* [WHAT THE TASK ASKS] Without including any images, reproduce each entry exactly.

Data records
::::::::
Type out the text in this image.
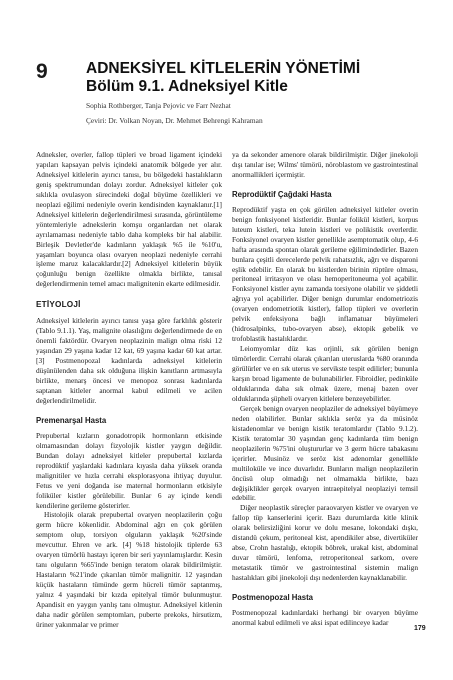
9 ADNEKSİYEL KİTLELERİN YÖNETİMİ
Bölüm 9.1. Adneksiyel Kitle
Sophia Rothberger, Tanja Pejovic ve Farr Nezhat
Çeviri: Dr. Volkan Noyan, Dr. Mehmet Behrengi Kahraman

Adneksler, overler, fallop tüpleri ve broad ligament içindeki yapıları kapsayan pelvis içindeki anatomik bölgede yer alır. Adneksiyel kitlelerin ayırıcı tanısı, bu bölgedeki hastalıkların geniş spektrumundan dolayı zordur. Adneksiyel kitleler çok sıklıkla ovulasyon sürecindeki doğal büyüme özellikleri ve neoplazi eğilimi nedeniyle overin kendisinden kaynaklanır.[1] Adneksiyel kitlelerin değerlendirilmesi sırasında, görüntüleme yöntemleriyle adnekslerin komşu organlardan net olarak ayrılamaması nedeniyle tablo daha kompleks bir hal alabilir. Birleşik Devletler'de kadınların yaklaşık %5 ile %10'u, yaşamları boyunca olası ovaryen neoplazi nedeniyle cerrahi işleme maruz kalacaklardır.[2] Adneksiyel kitlelerin büyük çoğunluğu benign özellikte olmakla birlikte, tanısal değerlendirmenin temel amacı malignitenin ekarte edilmesidir.

ETİYOLOJİ

Adneksiyel kitlelerin ayırıcı tanısı yaşa göre farklılık gösterir (Tablo 9.1.1). Yaş, malignite olasılığını değerlendirmede de en önemli faktördür. Ovaryen neoplazinin malign olma riski 12 yaşından 29 yaşına kadar 12 kat, 69 yaşına kadar 60 kat artar.[3] Postmenopozal kadınlarda adneksiyel kitlelerin düşünülenden daha sık olduğuna ilişkin kanıtların artmasıyla birlikte, menarş öncesi ve menopoz sonrası kadınlarda saptanan kitleler anormal kabul edilmeli ve acilen değerlendirilmelidir.

Premenarşal Hasta

Prepubertal kızların gonadotropik hormonların etkisinde olmamasından dolayı fizyolojik kistler yaygın değildir. Bundan dolayı adneksiyel kitleler prepubertal kızlarda reprodüktif yaşlardaki kadınlara kıyasla daha yüksek oranda malignitiler ve hızla cerrahi eksplorasyona ihtiyaç duyulur. Fetus ve yeni doğanda ise maternal hormonların etkisiyle foliküler kistler görülebilir. Bunlar 6 ay içinde kendi kendilerine gerileme gösterirler.

Histolojik olarak prepubertal ovaryen neoplazilerin çoğu germ hücre kökenlidir. Abdominal ağrı en çok görülen semptom olup, torsiyon olguların yaklaşık %20'sinde mevcuttur. Ehren ve ark. [4] %18 histolojik tiplerde 63 ovaryen tümörlü hastayı içeren bir seri yayınlamışlardır. Kesin tanı olguların %65'inde benign teratom olarak bildirilmiştir. Hastaların %21'inde çıkarılan tümör malignitir. 12 yaşından küçük hastaların tümünde germ hücreli tümör saptanmış, yalnız 4 yaşındaki bir kızda epitelyal tümör bulunmuştur. Apandisit en yaygın yanlış tanı olmuştur. Adneksiyel kitlenin daha nadir görülen semptomları, puberte prekoks, hirsutizm, üriner yakınmalar ve primer

ya da sekonder amenore olarak bildirilmiştir. Diğer jinekoloji dışı tanılar ise; Wilms' tümörü, nöroblastom ve gastrointestinal anormallikleri içermiştir.

Reprodüktif Çağdaki Hasta

Reprodüktif yaşta en çok görülen adneksiyel kitleler overin benign fonksiyonel kistleridir. Bunlar folikül kistleri, korpus luteum kistleri, teka lutein kistleri ve polikistik overlerdir. Fonksiyonel ovaryen kistler genellikle asemptomatik olup, 4-6 hafta arasında spontan olarak gerileme eğilimindedirler. Bazen bunlara çeşitli derecelerde pelvik rahatsızlık, ağrı ve disparoni eşlik edebilir. En olarak bu kistlerden birinin rüptüre olması, peritoneal irritasyon ve olası hemoperitoneuma yol açabilir. Fonksiyonel kistler aynı zamanda torsiyone olabilir ve şiddetli ağrıya yol açabilirler. Diğer benign durumlar endometriozis (ovaryen endometriotik kistler), fallop tüpleri ve overlerin pelvik enfeksiyona bağlı inflamatuar büyümeleri (hidrosalpinks, tubo-ovaryen abse), ektopik gebelik ve trofoblastik hastalıklardır.

Leiomyomlar düz kas orjinli, sık görülen benign tümörlerdir. Cerrahi olarak çıkarılan uteruslarda %80 oranında görülürler ve en sık uterus ve servikste tespit edilirler; bununla karşın broad ligamente de bulunabilirler. Fibroidler, pedinküle olduklarında daha sık olmak üzere, menaj bazen over olduklarında şüpheli ovaryen kitlelere benzeyebilirler.

Gerçek benign ovaryen neoplaziler de adneksiyel büyümeye neden olabilirler. Bunlar sıklıkla seröz ya da müsinöz kistadenomlar ve benign kistik teratomlardır (Tablo 9.1.2). Kistik teratomlar 30 yaşından genç kadınlarda tüm benign neoplazilerin %75'ini oluştururlar ve 3 germ hücre tabakasını içerirler. Musinöz ve seröz kist adenomlar genellikle multiloküle ve ince duvarlıdır. Bunların malign neoplazilerin öncüsü olup olmadığı net olmamakla birlikte, bazı değişiklikler gerçek ovaryen intraepitelyal neoplaziyi temsil edebilir.

Diğer neoplastik süreçler paraovaryen kistler ve ovaryen ve fallop tüp kanserlerini içerir. Bazı durumlarda kitle klinik olarak belirsizliğini korur ve dolu mesane, lokondaki dışkı, distandü çekum, peritoneal kist, apendikiler abse, divertiküler abse, Crohn hastalığı, ektopik böbrek, urakal kist, abdominal duvar tümörü, lenfoma, retroperitoneal sarkom, overe metastatik tümör ve gastrointestinal sistemin malign hastalıkları gibi jinekoloji dışı nedenlerden kaynaklanabilir.

Postmenopozal Hasta

Postmenopozal kadınlardaki herhangi bir ovaryen büyüme anormal kabul edilmeli ve aksi ispat edilinceye kadar

179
::::::::
* [REPLY]
Type out the text in this image.
9 ADNEKSİYEL KİTLELERİN YÖNETİMİ
Bölüm 9.1. Adneksiyel Kitle
Sophia Rothberger, Tanja Pejovic ve Farr Nezhat
Çeviri: Dr. Volkan Noyan, Dr. Mehmet Behrengi Kahraman

Adneksler, overler, fallop tüpleri ve broad ligament içindeki yapıları kapsayan pelvis içindeki anatomik bölgede yer alır. Adneksiyel kitlelerin ayırıcı tanısı, bu bölgedeki hastalıkların geniş spektrumundan dolayı zordur. Adneksiyel kitleler çok sıklıkla ovulasyon sürecindeki doğal büyüme özellikleri ve neoplazi eğilimi nedeniyle overin kendisinden kaynaklanır.[1] Adneksiyel kitlelerin değerlendirilmesi sırasında, görüntüleme yöntemleriyle adnekslerin komşu organlardan net olarak ayrılamaması nedeniyle tablo daha kompleks bir hal alabilir. Birleşik Devletler'de kadınların yaklaşık %5 ile %10'u, yaşamları boyunca olası ovaryen neoplazi nedeniyle cerrahi işleme maruz kalacaklardır.[2] Adneksiyel kitlelerin büyük çoğunluğu benign özellikte olmakla birlikte, tanısal değerlendirmenin temel amacı malignitenin ekarte edilmesidir.

ETİYOLOJİ

Adneksiyel kitlelerin ayırıcı tanısı yaşa göre farklılık gösterir (Tablo 9.1.1). Yaş, malignite olasılığını değerlendirmede de en önemli faktördür. Ovaryen neoplazinin malign olma riski 12 yaşından 29 yaşına kadar 12 kat, 69 yaşına kadar 60 kat artar.[3] Postmenopozal kadınlarda adneksiyel kitlelerin düşünülenden daha sık olduğuna ilişkin kanıtların artmasıyla birlikte, menarş öncesi ve menopoz sonrası kadınlarda saptanan kitleler anormal kabul edilmeli ve acilen değerlendirilmelidir.

Premenarşal Hasta

Prepubertal kızların gonadotropik hormonların etkisinde olmamasından dolayı fizyolojik kistler yaygın değildir. Bundan dolayı adneksiyel kitleler prepubertal kızlarda reprodüktif yaşlardaki kadınlara kıyasla daha yüksek oranda malignitiler ve hızla cerrahi eksplorasyona ihtiyaç duyulur. Fetus ve yeni doğanda ise maternal hormonların etkisiyle foliküler kistler görülebilir. Bunlar 6 ay içinde kendi kendilerine gerileme gösterirler.

Histolojik olarak prepubertal ovaryen neoplazilerin çoğu germ hücre kökenlidir. Abdominal ağrı en çok görülen semptom olup, torsiyon olguların yaklaşık %20'sinde mevcuttur. Ehren ve ark. [4] %18 histolojik tiplerde 63 ovaryen tümörlü hastayı içeren bir seri yayınlamışlardır. Kesin tanı olguların %65'inde benign teratom olarak bildirilmiştir. Hastaların %21'inde çıkarılan tümör malignitir. 12 yaşından küçük hastaların tümünde germ hücreli tümör saptanmış, yalnız 4 yaşındaki bir kızda epitelyal tümör bulunmuştur. Apandisit en yaygın yanlış tanı olmuştur. Adneksiyel kitlenin daha nadir görülen semptomları, puberte prekoks, hirsutizm, üriner yakınmalar ve primer

ya da sekonder amenore olarak bildirilmiştir. Diğer jinekoloji dışı tanılar ise; Wilms' tümörü, nöroblastom ve gastrointestinal anormallikleri içermiştir.

Reprodüktif Çağdaki Hasta

Reprodüktif yaşta en çok görülen adneksiyel kitleler overin benign fonksiyonel kistleridir. Bunlar folikül kistleri, korpus luteum kistleri, teka lutein kistleri ve polikistik overlerdir. Fonksiyonel ovaryen kistler genellikle asemptomatik olup, 4-6 hafta arasında spontan olarak gerileme eğilimindedirler. Bazen bunlara çeşitli derecelerde pelvik rahatsızlık, ağrı ve disparoni eşlik edebilir. En olarak bu kistlerden birinin rüptüre olması, peritoneal irritasyon ve olası hemoperitoneuma yol açabilir. Fonksiyonel kistler aynı zamanda torsiyone olabilir ve şiddetli ağrıya yol açabilirler. Diğer benign durumlar endometriozis (ovaryen endometriotik kistler), fallop tüpleri ve overlerin pelvik enfeksiyona bağlı inflamatuar büyümeleri (hidrosalpinks, tubo-ovaryen abse), ektopik gebelik ve trofoblastik hastalıklardır.

Leiomyomlar düz kas orjinli, sık görülen benign tümörlerdir. Cerrahi olarak çıkarılan uteruslarda %80 oranında görülürler ve en sık uterus ve servikste tespit edilirler; bununla karşın broad ligamente de bulunabilirler. Fibroidler, pedinküle olduklarında daha sık olmak üzere, menaj bazen over olduklarında şüpheli ovaryen kitlelere benzeyebilirler.

Gerçek benign ovaryen neoplaziler de adneksiyel büyümeye neden olabilirler. Bunlar sıklıkla seröz ya da müsinöz kistadenomlar ve benign kistik teratomlardır (Tablo 9.1.2). Kistik teratomlar 30 yaşından genç kadınlarda tüm benign neoplazilerin %75'ini oluştururlar ve 3 germ hücre tabakasını içerirler. Musinöz ve seröz kist adenomlar genellikle multiloküle ve ince duvarlıdır. Bunların malign neoplazilerin öncüsü olup olmadığı net olmamakla birlikte, bazı değişiklikler gerçek ovaryen intraepitelyal neoplaziyi temsil edebilir.

Diğer neoplastik süreçler paraovaryen kistler ve ovaryen ve fallop tüp kanserlerini içerir. Bazı durumlarda kitle klinik olarak belirsizliğini korur ve dolu mesane, lokondaki dışkı, distandü çekum, peritoneal kist, apendikiler abse, divertiküler abse, Crohn hastalığı, ektopik böbrek, urakal kist, abdominal duvar tümörü, lenfoma, retroperitoneal sarkom, overe metastatik tümör ve gastrointestinal sistemin malign hastalıkları gibi jinekoloji dışı nedenlerden kaynaklanabilir.

Postmenopozal Hasta

Postmenopozal kadınlardaki herhangi bir ovaryen büyüme anormal kabul edilmeli ve aksi ispat edilinceye kadar

179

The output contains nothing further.